-- Begin --

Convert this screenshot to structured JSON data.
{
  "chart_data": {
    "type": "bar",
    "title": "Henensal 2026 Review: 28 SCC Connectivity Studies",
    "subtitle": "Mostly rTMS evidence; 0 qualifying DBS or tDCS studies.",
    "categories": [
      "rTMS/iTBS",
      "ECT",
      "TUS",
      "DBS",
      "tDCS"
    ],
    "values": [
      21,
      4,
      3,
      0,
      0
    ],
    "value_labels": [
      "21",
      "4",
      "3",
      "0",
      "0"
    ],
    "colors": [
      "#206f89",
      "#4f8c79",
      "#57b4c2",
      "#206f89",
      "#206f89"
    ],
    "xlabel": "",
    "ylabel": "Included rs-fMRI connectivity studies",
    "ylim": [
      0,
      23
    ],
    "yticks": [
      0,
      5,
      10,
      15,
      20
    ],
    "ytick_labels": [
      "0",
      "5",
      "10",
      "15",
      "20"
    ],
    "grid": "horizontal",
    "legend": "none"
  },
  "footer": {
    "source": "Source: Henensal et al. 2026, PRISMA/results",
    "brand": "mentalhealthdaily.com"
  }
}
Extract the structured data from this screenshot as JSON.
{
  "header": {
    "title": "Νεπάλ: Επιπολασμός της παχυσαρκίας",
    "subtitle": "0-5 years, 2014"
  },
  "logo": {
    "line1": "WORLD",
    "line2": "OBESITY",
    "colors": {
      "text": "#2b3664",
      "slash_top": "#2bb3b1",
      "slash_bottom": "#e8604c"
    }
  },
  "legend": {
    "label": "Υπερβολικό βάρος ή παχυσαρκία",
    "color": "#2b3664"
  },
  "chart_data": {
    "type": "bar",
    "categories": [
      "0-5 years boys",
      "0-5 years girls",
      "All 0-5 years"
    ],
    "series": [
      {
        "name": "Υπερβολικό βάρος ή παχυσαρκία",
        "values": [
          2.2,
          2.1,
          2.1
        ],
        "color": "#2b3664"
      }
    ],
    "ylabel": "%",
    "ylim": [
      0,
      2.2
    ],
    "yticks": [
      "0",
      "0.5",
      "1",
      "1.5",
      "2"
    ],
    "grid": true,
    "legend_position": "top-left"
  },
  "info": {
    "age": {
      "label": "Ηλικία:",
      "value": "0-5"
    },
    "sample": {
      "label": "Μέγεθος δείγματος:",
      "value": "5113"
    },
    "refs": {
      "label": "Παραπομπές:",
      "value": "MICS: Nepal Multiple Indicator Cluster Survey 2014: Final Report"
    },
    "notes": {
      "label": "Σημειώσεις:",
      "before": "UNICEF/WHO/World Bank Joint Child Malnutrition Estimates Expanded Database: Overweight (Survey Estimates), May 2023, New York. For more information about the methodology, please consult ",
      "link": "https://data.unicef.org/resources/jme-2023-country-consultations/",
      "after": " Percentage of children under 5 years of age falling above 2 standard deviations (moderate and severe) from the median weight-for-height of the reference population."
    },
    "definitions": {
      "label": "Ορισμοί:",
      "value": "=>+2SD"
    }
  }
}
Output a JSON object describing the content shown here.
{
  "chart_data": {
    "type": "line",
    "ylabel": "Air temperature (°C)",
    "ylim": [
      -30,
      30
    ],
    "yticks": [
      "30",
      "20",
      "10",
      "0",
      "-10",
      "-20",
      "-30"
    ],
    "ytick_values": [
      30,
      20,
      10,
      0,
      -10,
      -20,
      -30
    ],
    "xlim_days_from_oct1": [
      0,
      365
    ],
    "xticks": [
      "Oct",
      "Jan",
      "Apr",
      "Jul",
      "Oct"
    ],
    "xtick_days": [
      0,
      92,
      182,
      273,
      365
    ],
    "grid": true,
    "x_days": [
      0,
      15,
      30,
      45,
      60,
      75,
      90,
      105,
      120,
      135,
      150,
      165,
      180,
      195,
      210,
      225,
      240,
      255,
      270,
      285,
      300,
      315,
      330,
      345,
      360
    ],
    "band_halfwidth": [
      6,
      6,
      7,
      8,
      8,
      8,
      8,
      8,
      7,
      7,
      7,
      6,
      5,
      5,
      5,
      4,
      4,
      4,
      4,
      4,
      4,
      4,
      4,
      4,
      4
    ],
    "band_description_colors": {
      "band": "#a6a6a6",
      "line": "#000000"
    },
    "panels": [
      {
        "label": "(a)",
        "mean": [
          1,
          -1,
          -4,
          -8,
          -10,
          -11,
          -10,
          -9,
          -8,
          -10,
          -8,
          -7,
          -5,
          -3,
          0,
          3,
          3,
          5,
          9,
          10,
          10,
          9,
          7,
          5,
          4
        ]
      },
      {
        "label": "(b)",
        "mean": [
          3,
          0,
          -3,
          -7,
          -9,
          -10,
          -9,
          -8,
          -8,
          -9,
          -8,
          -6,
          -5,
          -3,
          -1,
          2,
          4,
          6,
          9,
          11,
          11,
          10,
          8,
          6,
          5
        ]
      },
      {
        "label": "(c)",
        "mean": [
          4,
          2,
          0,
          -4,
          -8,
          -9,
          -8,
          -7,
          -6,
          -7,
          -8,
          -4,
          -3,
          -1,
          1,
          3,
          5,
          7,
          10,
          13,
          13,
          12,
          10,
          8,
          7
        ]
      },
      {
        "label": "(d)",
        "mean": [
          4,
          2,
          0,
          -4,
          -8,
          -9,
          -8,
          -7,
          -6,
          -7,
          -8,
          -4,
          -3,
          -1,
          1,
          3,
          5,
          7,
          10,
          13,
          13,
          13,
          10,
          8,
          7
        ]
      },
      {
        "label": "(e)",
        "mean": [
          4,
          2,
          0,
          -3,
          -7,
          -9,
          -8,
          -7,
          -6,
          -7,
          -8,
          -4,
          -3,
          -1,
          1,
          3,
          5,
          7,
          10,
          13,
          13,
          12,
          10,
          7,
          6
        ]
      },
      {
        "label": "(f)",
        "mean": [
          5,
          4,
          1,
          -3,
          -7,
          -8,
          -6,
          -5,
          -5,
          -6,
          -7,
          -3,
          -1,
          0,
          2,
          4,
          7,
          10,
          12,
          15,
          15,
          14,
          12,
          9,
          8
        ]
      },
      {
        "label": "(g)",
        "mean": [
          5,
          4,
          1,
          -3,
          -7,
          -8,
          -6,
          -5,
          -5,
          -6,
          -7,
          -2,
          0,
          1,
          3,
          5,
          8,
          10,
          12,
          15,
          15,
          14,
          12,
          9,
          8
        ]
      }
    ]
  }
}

-- End --

### Stated problem
Every line above should be printed again exactly as it stands.

### Result of this task
Convert this screenshot to structured JSON data.
{
  "chart_data": {
    "type": "bar",
    "title": "Henensal 2026 Review: 28 SCC Connectivity Studies",
    "subtitle": "Mostly rTMS evidence; 0 qualifying DBS or tDCS studies.",
    "categories": [
      "rTMS/iTBS",
      "ECT",
      "TUS",
      "DBS",
      "tDCS"
    ],
    "values": [
      21,
      4,
      3,
      0,
      0
    ],
    "value_labels": [
      "21",
      "4",
      "3",
      "0",
      "0"
    ],
    "colors": [
      "#206f89",
      "#4f8c79",
      "#57b4c2",
      "#206f89",
      "#206f89"
    ],
    "xlabel": "",
    "ylabel": "Included rs-fMRI connectivity studies",
    "ylim": [
      0,
      23
    ],
    "yticks": [
      0,
      5,
      10,
      15,
      20
    ],
    "ytick_labels": [
      "0",
      "5",
      "10",
      "15",
      "20"
    ],
    "grid": "horizontal",
    "legend": "none"
  },
  "footer": {
    "source": "Source: Henensal et al. 2026, PRISMA/results",
    "brand": "mentalhealthdaily.com"
  }
}
Extract the structured data from this screenshot as JSON.
{
  "header": {
    "title": "Νεπάλ: Επιπολασμός της παχυσαρκίας",
    "subtitle": "0-5 years, 2014"
  },
  "logo": {
    "line1": "WORLD",
    "line2": "OBESITY",
    "colors": {
      "text": "#2b3664",
      "slash_top": "#2bb3b1",
      "slash_bottom": "#e8604c"
    }
  },
  "legend": {
    "label": "Υπερβολικό βάρος ή παχυσαρκία",
    "color": "#2b3664"
  },
  "chart_data": {
    "type": "bar",
    "categories": [
      "0-5 years boys",
      "0-5 years girls",
      "All 0-5 years"
    ],
    "series": [
      {
        "name": "Υπερβολικό βάρος ή παχυσαρκία",
        "values": [
          2.2,
          2.1,
          2.1
        ],
        "color": "#2b3664"
      }
    ],
    "ylabel": "%",
    "ylim": [
      0,
      2.2
    ],
    "yticks": [
      "0",
      "0.5",
      "1",
      "1.5",
      "2"
    ],
    "grid": true,
    "legend_position": "top-left"
  },
  "info": {
    "age": {
      "label": "Ηλικία:",
      "value": "0-5"
    },
    "sample": {
      "label": "Μέγεθος δείγματος:",
      "value": "5113"
    },
    "refs": {
      "label": "Παραπομπές:",
      "value": "MICS: Nepal Multiple Indicator Cluster Survey 2014: Final Report"
    },
    "notes": {
      "label": "Σημειώσεις:",
      "before": "UNICEF/WHO/World Bank Joint Child Malnutrition Estimates Expanded Database: Overweight (Survey Estimates), May 2023, New York. For more information about the methodology, please consult ",
      "link": "https://data.unicef.org/resources/jme-2023-country-consultations/",
      "after": " Percentage of children under 5 years of age falling above 2 standard deviations (moderate and severe) from the median weight-for-height of the reference population."
    },
    "definitions": {
      "label": "Ορισμοί:",
      "value": "=>+2SD"
    }
  }
}
Output a JSON object describing the content shown here.
{
  "chart_data": {
    "type": "line",
    "ylabel": "Air temperature (°C)",
    "ylim": [
      -30,
      30
    ],
    "yticks": [
      "30",
      "20",
      "10",
      "0",
      "-10",
      "-20",
      "-30"
    ],
    "ytick_values": [
      30,
      20,
      10,
      0,
      -10,
      -20,
      -30
    ],
    "xlim_days_from_oct1": [
      0,
      365
    ],
    "xticks": [
      "Oct",
      "Jan",
      "Apr",
      "Jul",
      "Oct"
    ],
    "xtick_days": [
      0,
      92,
      182,
      273,
      365
    ],
    "grid": true,
    "x_days": [
      0,
      15,
      30,
      45,
      60,
      75,
      90,
      105,
      120,
      135,
      150,
      165,
      180,
      195,
      210,
      225,
      240,
      255,
      270,
      285,
      300,
      315,
      330,
      345,
      360
    ],
    "band_halfwidth": [
      6,
      6,
      7,
      8,
      8,
      8,
      8,
      8,
      7,
      7,
      7,
      6,
      5,
      5,
      5,
      4,
      4,
      4,
      4,
      4,
      4,
      4,
      4,
      4,
      4
    ],
    "band_description_colors": {
      "band": "#a6a6a6",
      "line": "#000000"
    },
    "panels": [
      {
        "label": "(a)",
        "mean": [
          1,
          -1,
          -4,
          -8,
          -10,
          -11,
          -10,
          -9,
          -8,
          -10,
          -8,
          -7,
          -5,
          -3,
          0,
          3,
          3,
          5,
          9,
          10,
          10,
          9,
          7,
          5,
          4
        ]
      },
      {
        "label": "(b)",
        "mean": [
          3,
          0,
          -3,
          -7,
          -9,
          -10,
          -9,
          -8,
          -8,
          -9,
          -8,
          -6,
          -5,
          -3,
          -1,
          2,
          4,
          6,
          9,
          11,
          11,
          10,
          8,
          6,
          5
        ]
      },
      {
        "label": "(c)",
        "mean": [
          4,
          2,
          0,
          -4,
          -8,
          -9,
          -8,
          -7,
          -6,
          -7,
          -8,
          -4,
          -3,
          -1,
          1,
          3,
          5,
          7,
          10,
          13,
          13,
          12,
          10,
          8,
          7
        ]
      },
      {
        "label": "(d)",
        "mean": [
          4,
          2,
          0,
          -4,
          -8,
          -9,
          -8,
          -7,
          -6,
          -7,
          -8,
          -4,
          -3,
          -1,
          1,
          3,
          5,
          7,
          10,
          13,
          13,
          13,
          10,
          8,
          7
        ]
      },
      {
        "label": "(e)",
        "mean": [
          4,
          2,
          0,
          -3,
          -7,
          -9,
          -8,
          -7,
          -6,
          -7,
          -8,
          -4,
          -3,
          -1,
          1,
          3,
          5,
          7,
          10,
          13,
          13,
          12,
          10,
          7,
          6
        ]
      },
      {
        "label": "(f)",
        "mean": [
          5,
          4,
          1,
          -3,
          -7,
          -8,
          -6,
          -5,
          -5,
          -6,
          -7,
          -3,
          -1,
          0,
          2,
          4,
          7,
          10,
          12,
          15,
          15,
          14,
          12,
          9,
          8
        ]
      },
      {
        "label": "(g)",
        "mean": [
          5,
          4,
          1,
          -3,
          -7,
          -8,
          -6,
          -5,
          -5,
          -6,
          -7,
          -2,
          0,
          1,
          3,
          5,
          8,
          10,
          12,
          15,
          15,
          14,
          12,
          9,
          8
        ]
      }
    ]
  }
}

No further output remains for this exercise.